#### [TEXT PASSAGE]
=======
Facilities expansion as part of the recruiting strategy is not limited to practice and playing facilities. As an administrator at Michigan State noted, “[t]he athletics arms race has moved to academic support” (Alexander, 2004). For example, Texas A&M spent about $8 million on the Center for Athletics Academic Services to provide services such as tutoring, academic advising, and a computer lab for student-athletes (“Texas A&M,” n.d.). The University of Florida has a $4.5 million Academic Advisement Center and spends $1.2 million each year for tutoring, note-takers, counseling, and learning disabilities services for the approximately 450 Gator athletes (Gaul and Fitzpatrick, 2000a).
The fact that institutions spend money on recruiting visits and the construction and renovation of facilities is not conclusive evidence of excessive non-price competition. Periodically, existing facilities need to be refurbished and new buildings need to be erected. And every year athletes need to be recruited. But at what point does a “reasonable and necessary” expenditure by the athletic department become part of excessive spending to attract top athletes? One way to understand this issue is to ask the following question: if universities paid athletes an amount equal to their marginal revenue product would expenditures on state-of-the-art facilities and campus visits remain the same? It is likely that athletic departments would be guided by the “reasonable and necessary” principle rather than a policy of “spend more than competing DI-A institutions.”
The arms race continues because no school has an incentive to stand down unilaterally. The net result is that profits for athletic departments are continually eroded, to the point that some schools may contemplate abandoning their football program or divert funds from other areas of campus. As University of Oregon Professor James Earl (2003), a member of the Coalition on Intercollegiate Athletics, put it, “[a]s in the Cold War version, everyone involved seems to realize its danger … but no one sees a way out. And no school can slow down unless all the others do, too, or risk a disadvantage on the playing field. Antitrust laws even prohibit any agreement to limit spending.”
=======
[Records from a dataset]
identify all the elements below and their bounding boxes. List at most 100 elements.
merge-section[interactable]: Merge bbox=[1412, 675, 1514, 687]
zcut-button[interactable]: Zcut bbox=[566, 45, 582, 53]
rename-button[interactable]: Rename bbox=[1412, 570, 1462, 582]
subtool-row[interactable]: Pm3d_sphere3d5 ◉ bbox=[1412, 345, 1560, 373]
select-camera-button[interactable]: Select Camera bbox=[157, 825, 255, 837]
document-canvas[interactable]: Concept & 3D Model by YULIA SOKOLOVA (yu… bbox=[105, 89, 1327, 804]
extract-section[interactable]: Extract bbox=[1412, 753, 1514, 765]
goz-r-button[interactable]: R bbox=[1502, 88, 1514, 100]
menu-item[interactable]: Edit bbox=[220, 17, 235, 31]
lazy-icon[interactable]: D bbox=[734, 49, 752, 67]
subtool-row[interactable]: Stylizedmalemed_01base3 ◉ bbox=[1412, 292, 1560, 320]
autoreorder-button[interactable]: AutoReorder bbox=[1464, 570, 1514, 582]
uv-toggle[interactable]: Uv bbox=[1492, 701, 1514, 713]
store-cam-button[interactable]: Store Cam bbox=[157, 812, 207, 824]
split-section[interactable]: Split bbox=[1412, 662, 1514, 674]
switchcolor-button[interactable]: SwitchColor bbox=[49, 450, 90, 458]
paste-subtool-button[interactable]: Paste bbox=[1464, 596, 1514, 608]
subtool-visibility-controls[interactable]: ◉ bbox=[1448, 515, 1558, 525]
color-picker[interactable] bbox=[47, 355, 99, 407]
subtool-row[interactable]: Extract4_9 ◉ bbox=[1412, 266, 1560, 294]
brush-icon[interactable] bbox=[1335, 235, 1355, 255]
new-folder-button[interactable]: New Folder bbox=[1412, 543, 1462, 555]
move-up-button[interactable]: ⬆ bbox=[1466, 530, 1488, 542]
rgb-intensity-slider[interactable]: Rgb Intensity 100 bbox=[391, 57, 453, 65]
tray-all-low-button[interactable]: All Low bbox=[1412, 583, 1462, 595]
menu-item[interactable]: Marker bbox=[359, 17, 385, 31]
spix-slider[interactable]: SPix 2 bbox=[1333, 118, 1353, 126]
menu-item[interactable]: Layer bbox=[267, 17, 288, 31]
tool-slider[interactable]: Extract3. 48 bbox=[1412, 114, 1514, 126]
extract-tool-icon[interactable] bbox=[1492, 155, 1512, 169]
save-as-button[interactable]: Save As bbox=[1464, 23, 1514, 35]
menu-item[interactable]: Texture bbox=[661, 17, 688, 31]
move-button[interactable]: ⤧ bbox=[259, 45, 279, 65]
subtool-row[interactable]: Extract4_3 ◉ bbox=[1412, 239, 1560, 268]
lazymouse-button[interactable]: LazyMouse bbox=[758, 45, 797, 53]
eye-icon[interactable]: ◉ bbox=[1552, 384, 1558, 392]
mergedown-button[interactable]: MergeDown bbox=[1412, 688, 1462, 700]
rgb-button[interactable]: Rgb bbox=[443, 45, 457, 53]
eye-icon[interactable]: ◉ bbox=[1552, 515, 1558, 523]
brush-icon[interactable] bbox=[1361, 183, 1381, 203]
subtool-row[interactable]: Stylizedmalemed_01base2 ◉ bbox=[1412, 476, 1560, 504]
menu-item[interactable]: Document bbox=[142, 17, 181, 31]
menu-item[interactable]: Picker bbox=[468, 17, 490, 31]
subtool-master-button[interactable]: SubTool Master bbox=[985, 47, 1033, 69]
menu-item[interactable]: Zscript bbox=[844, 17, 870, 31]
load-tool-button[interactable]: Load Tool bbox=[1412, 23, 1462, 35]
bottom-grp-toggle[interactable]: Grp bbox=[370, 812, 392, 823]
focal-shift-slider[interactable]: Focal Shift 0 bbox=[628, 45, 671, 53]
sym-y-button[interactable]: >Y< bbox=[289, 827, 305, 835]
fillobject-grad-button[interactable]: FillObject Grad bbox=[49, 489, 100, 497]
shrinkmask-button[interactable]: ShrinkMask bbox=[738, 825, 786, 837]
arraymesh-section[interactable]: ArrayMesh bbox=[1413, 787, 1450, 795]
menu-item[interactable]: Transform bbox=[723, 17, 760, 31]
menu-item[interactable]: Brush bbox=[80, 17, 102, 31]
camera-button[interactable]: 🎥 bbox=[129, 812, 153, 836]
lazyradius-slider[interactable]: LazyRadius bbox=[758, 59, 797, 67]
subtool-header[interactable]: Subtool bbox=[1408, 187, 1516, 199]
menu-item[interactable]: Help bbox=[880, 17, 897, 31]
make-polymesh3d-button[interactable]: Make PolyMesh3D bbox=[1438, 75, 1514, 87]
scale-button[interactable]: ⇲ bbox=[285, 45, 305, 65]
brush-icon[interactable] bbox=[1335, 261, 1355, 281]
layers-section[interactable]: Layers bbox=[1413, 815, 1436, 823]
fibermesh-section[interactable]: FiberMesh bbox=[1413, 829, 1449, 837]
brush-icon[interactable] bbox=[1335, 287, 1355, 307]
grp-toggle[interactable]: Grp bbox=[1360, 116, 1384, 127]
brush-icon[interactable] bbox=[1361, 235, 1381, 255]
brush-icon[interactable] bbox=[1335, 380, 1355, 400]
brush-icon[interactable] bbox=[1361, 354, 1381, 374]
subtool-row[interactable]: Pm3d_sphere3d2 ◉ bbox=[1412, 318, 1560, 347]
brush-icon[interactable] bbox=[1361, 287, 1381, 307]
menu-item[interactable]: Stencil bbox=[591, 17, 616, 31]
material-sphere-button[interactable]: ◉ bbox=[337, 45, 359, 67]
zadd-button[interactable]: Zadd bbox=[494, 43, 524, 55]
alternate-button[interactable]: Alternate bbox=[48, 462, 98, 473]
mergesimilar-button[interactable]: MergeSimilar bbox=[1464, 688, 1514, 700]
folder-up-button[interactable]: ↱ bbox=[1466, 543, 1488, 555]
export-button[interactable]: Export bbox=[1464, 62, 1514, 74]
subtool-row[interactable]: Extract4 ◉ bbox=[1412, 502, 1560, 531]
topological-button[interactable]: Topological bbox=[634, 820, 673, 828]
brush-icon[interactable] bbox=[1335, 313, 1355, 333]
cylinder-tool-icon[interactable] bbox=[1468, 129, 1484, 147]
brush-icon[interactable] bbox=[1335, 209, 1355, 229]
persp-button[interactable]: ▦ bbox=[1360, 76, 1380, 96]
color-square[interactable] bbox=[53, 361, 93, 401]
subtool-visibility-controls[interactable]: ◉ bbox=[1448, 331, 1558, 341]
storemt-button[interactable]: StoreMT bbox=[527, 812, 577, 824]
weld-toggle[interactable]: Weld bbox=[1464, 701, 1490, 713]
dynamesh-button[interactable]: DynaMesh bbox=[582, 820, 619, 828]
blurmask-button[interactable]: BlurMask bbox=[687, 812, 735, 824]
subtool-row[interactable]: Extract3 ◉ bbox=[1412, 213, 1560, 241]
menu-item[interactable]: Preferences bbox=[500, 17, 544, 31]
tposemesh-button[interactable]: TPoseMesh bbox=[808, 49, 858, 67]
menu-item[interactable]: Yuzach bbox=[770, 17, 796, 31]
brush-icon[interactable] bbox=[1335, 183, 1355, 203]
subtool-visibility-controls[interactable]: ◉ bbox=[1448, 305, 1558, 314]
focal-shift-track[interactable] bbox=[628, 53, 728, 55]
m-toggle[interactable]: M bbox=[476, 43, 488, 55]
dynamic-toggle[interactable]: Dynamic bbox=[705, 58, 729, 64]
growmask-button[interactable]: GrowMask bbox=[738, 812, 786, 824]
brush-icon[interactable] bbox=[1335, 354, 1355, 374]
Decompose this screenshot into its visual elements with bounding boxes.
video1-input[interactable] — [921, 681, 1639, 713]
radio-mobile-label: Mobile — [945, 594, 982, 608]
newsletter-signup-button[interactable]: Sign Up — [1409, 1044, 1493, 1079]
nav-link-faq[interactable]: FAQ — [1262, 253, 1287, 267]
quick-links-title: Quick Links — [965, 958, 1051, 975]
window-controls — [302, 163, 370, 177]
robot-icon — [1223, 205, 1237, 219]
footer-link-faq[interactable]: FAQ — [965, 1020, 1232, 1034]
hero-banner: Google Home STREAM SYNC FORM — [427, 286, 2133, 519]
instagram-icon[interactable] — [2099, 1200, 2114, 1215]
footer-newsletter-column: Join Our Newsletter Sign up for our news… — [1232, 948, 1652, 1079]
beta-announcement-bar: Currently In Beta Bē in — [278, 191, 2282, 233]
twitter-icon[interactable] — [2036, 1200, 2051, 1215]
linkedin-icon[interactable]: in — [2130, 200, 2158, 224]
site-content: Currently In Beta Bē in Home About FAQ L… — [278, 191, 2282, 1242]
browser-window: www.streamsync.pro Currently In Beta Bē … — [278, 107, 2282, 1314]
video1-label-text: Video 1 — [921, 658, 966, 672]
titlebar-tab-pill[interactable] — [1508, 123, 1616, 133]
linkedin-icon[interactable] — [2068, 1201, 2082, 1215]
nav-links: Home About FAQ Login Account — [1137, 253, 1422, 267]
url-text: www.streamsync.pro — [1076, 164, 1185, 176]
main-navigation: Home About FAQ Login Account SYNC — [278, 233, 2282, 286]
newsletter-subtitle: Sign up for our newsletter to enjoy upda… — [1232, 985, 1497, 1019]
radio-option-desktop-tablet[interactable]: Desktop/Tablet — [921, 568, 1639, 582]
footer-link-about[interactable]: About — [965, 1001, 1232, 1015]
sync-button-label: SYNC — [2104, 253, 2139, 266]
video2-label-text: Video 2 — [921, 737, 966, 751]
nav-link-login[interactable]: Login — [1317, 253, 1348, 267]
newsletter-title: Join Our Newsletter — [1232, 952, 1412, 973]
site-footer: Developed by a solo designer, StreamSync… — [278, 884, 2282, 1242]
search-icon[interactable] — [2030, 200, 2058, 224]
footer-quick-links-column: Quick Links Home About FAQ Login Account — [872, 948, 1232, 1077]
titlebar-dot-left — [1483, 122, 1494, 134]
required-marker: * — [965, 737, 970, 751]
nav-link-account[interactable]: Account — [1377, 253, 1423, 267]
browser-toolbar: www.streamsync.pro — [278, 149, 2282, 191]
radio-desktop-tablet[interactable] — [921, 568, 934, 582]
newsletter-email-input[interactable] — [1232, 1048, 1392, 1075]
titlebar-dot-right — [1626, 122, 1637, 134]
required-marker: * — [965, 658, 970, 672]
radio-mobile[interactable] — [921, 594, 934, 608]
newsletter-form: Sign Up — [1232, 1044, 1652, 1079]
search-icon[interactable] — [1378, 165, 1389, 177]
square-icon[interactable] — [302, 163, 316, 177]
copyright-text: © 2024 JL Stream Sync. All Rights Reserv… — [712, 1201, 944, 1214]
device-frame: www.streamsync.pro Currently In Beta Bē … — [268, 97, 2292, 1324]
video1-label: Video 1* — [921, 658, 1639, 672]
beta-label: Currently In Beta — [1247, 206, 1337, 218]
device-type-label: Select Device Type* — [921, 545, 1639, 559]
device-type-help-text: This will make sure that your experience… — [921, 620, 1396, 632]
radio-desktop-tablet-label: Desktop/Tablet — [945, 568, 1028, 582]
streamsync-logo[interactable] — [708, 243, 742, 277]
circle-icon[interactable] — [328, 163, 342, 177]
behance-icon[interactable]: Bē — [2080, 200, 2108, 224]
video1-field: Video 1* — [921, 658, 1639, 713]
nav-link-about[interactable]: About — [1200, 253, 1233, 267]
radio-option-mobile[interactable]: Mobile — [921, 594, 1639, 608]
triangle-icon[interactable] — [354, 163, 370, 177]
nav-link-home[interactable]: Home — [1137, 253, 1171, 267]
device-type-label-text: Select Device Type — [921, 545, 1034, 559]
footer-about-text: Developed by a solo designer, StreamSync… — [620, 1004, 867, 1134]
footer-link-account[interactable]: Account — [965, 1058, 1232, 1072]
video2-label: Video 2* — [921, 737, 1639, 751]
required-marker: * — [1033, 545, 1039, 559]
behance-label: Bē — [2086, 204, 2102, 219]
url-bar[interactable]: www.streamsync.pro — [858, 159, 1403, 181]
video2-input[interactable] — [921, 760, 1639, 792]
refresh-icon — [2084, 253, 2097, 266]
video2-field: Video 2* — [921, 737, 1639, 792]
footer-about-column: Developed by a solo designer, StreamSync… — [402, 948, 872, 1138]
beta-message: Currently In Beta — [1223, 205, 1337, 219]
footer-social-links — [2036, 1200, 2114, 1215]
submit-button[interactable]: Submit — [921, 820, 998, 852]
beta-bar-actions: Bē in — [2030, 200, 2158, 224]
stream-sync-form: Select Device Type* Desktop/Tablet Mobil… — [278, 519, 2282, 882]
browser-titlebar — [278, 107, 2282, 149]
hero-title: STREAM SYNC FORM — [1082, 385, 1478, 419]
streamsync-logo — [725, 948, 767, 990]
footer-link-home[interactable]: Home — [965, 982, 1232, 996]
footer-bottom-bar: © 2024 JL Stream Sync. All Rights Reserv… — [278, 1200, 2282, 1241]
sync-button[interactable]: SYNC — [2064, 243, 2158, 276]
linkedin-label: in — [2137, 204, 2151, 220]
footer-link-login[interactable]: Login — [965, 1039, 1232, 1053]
=======
In the passage on athletic spending, starting with "Facilities expansion as" and going on through "and Fitzpatrick, 2000a).", replace "tutoring" with "mentoring" and give that part again.

#### [FULL ANSWER]
Facilities expansion as part of the recruiting strategy is not limited to practice and playing facilities. As an administrator at Michigan State noted, “[t]he athletics arms race has moved to academic support” (Alexander, 2004). For example, Texas A&M spent about $8 million on the Center for Athletics Academic Services to provide services such as mentoring, academic advising, and a computer lab for student-athletes (“Texas A&M,” n.d.). The University of Florida has a $4.5 million Academic Advisement Center and spends $1.2 million each year for mentoring, note-takers, counseling, and learning disabilities services for the approximately 450 Gator athletes (Gaul and Fitzpatrick, 2000a).